__RECORDS FOR PROCESSING__:
* begin *
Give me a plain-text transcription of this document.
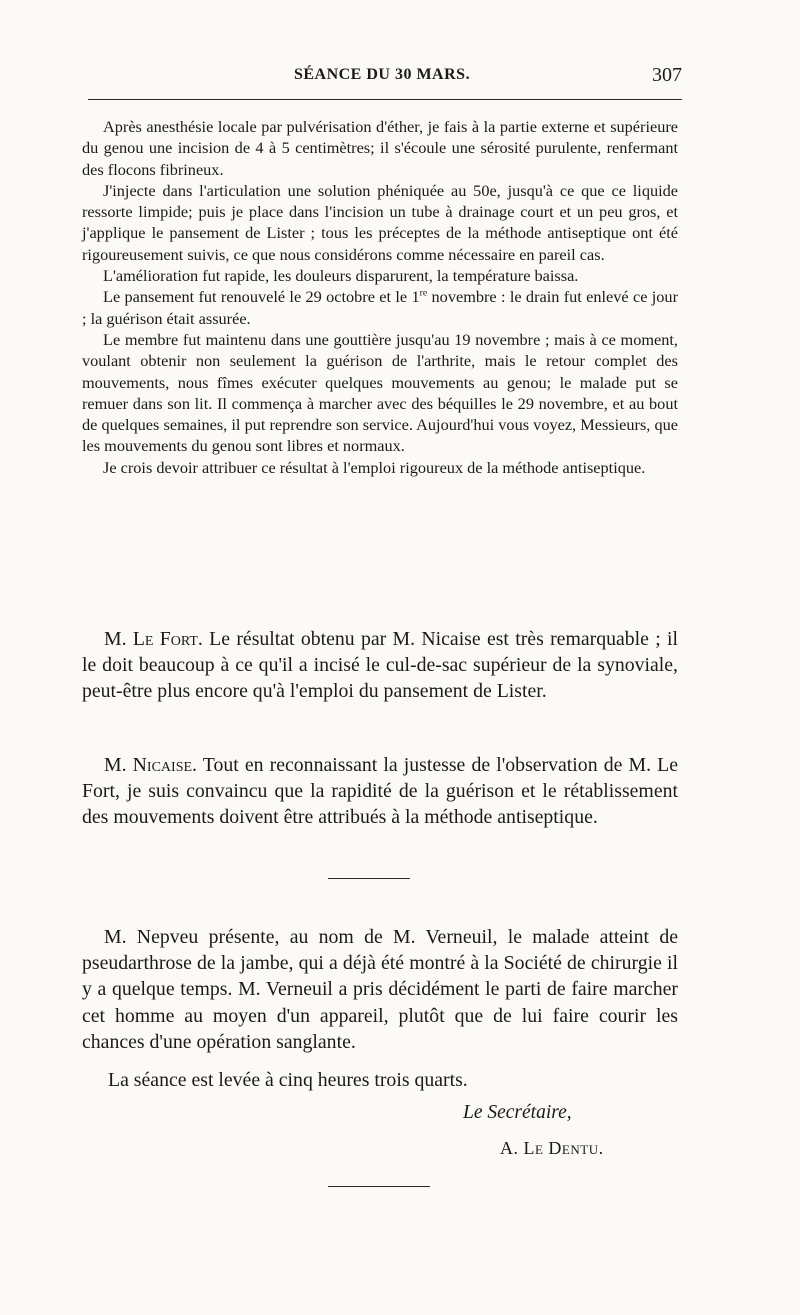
SÉANCE DU 30 MARS.	307

Après anesthésie locale par pulvérisation d'éther, je fais à la partie externe et supérieure du genou une incision de 4 à 5 centimètres; il s'écoule une sérosité purulente, renfermant des flocons fibrineux.

J'injecte dans l'articulation une solution phéniquée au 50e, jusqu'à ce que ce liquide ressorte limpide; puis je place dans l'incision un tube à drainage court et un peu gros, et j'applique le pansement de Lister ; tous les préceptes de la méthode antiseptique ont été rigoureusement suivis, ce que nous considérons comme nécessaire en pareil cas.

L'amélioration fut rapide, les douleurs disparurent, la température baissa.

Le pansement fut renouvelé le 29 octobre et le 1re novembre : le drain fut enlevé ce jour ; la guérison était assurée.

Le membre fut maintenu dans une gouttière jusqu'au 19 novembre ; mais à ce moment, voulant obtenir non seulement la guérison de l'arthrite, mais le retour complet des mouvements, nous fîmes exécuter quelques mouvements au genou; le malade put se remuer dans son lit. Il commença à marcher avec des béquilles le 29 novembre, et au bout de quelques semaines, il put reprendre son service. Aujourd'hui vous voyez, Messieurs, que les mouvements du genou sont libres et normaux.

Je crois devoir attribuer ce résultat à l'emploi rigoureux de la méthode antiseptique.

M. Le Fort. Le résultat obtenu par M. Nicaise est très remarquable ; il le doit beaucoup à ce qu'il a incisé le cul-de-sac supérieur de la synoviale, peut-être plus encore qu'à l'emploi du pansement de Lister.

M. Nicaise. Tout en reconnaissant la justesse de l'observation de M. Le Fort, je suis convaincu que la rapidité de la guérison et le rétablissement des mouvements doivent être attribués à la méthode antiseptique.

M. Nepveu présente, au nom de M. Verneuil, le malade atteint de pseudarthrose de la jambe, qui a déjà été montré à la Société de chirurgie il y a quelque temps. M. Verneuil a pris décidément le parti de faire marcher cet homme au moyen d'un appareil, plutôt que de lui faire courir les chances d'une opération sanglante.

La séance est levée à cinq heures trois quarts.

Le Secrétaire,
A. Le Dentu.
* end *
__WHAT TO WORK ON__: Copy out every line with the word "emploi".

__RESULT OF THE EXERCISE__:
Je crois devoir attribuer ce résultat à l'emploi rigoureux de la méthode antiseptique.
M. Le Fort. Le résultat obtenu par M. Nicaise est très remarquable ; il le doit beaucoup à ce qu'il a incisé le cul-de-sac supérieur de la synoviale, peut-être plus encore qu'à l'emploi du pansement de Lister.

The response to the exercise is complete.